§ **STATED GOAL**:
Are you able to retype all the records below exactly?
:::
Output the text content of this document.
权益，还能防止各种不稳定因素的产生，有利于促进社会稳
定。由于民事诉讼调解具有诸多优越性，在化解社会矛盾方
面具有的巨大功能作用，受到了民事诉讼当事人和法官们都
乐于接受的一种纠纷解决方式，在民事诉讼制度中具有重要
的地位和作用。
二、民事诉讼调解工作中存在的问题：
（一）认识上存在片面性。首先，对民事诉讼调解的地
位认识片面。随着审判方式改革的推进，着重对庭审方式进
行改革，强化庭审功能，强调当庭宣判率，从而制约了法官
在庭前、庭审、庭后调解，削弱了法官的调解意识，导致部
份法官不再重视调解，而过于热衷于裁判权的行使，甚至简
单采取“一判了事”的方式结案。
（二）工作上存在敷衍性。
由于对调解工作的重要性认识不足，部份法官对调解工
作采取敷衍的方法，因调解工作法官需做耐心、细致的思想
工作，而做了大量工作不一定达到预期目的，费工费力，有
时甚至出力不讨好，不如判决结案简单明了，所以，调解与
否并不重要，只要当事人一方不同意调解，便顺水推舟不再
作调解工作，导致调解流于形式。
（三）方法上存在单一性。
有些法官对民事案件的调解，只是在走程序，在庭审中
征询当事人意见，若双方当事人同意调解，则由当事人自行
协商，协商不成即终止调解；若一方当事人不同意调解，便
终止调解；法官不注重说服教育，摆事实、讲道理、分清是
:::
§ **ANSWER TO THIS PROBLEM**:
Output the text content of this document.
权益，还能防止各种不稳定因素的产生，有利于促进社会稳
定。由于民事诉讼调解具有诸多优越性，在化解社会矛盾方
面具有的巨大功能作用，受到了民事诉讼当事人和法官们都
乐于接受的一种纠纷解决方式，在民事诉讼制度中具有重要
的地位和作用。
二、民事诉讼调解工作中存在的问题：
（一）认识上存在片面性。首先，对民事诉讼调解的地
位认识片面。随着审判方式改革的推进，着重对庭审方式进
行改革，强化庭审功能，强调当庭宣判率，从而制约了法官
在庭前、庭审、庭后调解，削弱了法官的调解意识，导致部
份法官不再重视调解，而过于热衷于裁判权的行使，甚至简
单采取“一判了事”的方式结案。
（二）工作上存在敷衍性。
由于对调解工作的重要性认识不足，部份法官对调解工
作采取敷衍的方法，因调解工作法官需做耐心、细致的思想
工作，而做了大量工作不一定达到预期目的，费工费力，有
时甚至出力不讨好，不如判决结案简单明了，所以，调解与
否并不重要，只要当事人一方不同意调解，便顺水推舟不再
作调解工作，导致调解流于形式。
（三）方法上存在单一性。
有些法官对民事案件的调解，只是在走程序，在庭审中
征询当事人意见，若双方当事人同意调解，则由当事人自行
协商，协商不成即终止调解；若一方当事人不同意调解，便
终止调解；法官不注重说服教育，摆事实、讲道理、分清是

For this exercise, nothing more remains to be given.